Begin
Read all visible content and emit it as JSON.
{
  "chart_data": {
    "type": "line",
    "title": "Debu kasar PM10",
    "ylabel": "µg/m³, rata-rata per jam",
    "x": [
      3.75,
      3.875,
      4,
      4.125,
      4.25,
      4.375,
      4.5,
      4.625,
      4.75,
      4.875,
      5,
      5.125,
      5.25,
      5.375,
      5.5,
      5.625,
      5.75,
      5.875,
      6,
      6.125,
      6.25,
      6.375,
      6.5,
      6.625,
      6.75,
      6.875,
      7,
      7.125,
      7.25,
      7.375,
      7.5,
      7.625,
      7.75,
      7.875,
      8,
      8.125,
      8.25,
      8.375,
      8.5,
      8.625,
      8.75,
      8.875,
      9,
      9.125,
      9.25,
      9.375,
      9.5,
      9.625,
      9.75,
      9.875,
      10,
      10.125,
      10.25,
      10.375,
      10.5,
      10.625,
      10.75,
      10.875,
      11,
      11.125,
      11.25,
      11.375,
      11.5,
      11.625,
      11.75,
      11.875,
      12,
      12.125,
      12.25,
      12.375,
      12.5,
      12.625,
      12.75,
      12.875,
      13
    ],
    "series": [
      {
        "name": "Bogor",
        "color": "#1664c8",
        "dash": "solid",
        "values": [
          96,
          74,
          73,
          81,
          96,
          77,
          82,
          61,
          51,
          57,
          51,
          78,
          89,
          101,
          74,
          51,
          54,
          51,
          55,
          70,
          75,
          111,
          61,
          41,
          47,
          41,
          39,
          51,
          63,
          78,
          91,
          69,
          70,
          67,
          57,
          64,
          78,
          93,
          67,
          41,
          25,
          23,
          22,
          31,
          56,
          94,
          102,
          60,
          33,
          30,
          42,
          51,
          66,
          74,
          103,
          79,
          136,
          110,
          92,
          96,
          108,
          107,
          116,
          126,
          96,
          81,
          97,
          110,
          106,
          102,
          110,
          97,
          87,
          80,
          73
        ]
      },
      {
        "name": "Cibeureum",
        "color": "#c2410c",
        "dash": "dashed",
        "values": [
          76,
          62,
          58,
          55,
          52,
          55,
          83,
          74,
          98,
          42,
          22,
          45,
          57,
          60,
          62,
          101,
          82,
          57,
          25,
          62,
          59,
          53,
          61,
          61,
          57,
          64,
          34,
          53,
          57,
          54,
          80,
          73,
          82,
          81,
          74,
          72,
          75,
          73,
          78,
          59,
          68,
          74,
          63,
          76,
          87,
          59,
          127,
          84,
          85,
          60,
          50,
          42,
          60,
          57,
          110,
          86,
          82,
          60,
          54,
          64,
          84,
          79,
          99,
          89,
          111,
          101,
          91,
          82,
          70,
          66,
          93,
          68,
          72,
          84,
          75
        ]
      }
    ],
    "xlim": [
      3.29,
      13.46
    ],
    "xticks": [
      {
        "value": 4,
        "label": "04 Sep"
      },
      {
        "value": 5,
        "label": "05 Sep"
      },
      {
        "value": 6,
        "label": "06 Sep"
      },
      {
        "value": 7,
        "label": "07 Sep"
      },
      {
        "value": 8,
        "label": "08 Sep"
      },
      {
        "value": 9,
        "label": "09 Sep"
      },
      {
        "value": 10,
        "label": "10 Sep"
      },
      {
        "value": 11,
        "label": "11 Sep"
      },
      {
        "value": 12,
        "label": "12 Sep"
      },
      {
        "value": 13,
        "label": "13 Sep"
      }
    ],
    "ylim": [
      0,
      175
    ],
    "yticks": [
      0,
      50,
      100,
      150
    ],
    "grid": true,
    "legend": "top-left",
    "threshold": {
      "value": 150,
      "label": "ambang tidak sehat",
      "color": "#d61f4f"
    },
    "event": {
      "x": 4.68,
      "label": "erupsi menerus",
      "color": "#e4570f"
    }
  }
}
End
WRITTEN TASK:
From the entries above, collect every line with the string "color" in it.

RESULT OF THE EXERCISE:
        "color": "#1664c8",
        "color": "#c2410c",
      "color": "#d61f4f"
      "color": "#e4570f"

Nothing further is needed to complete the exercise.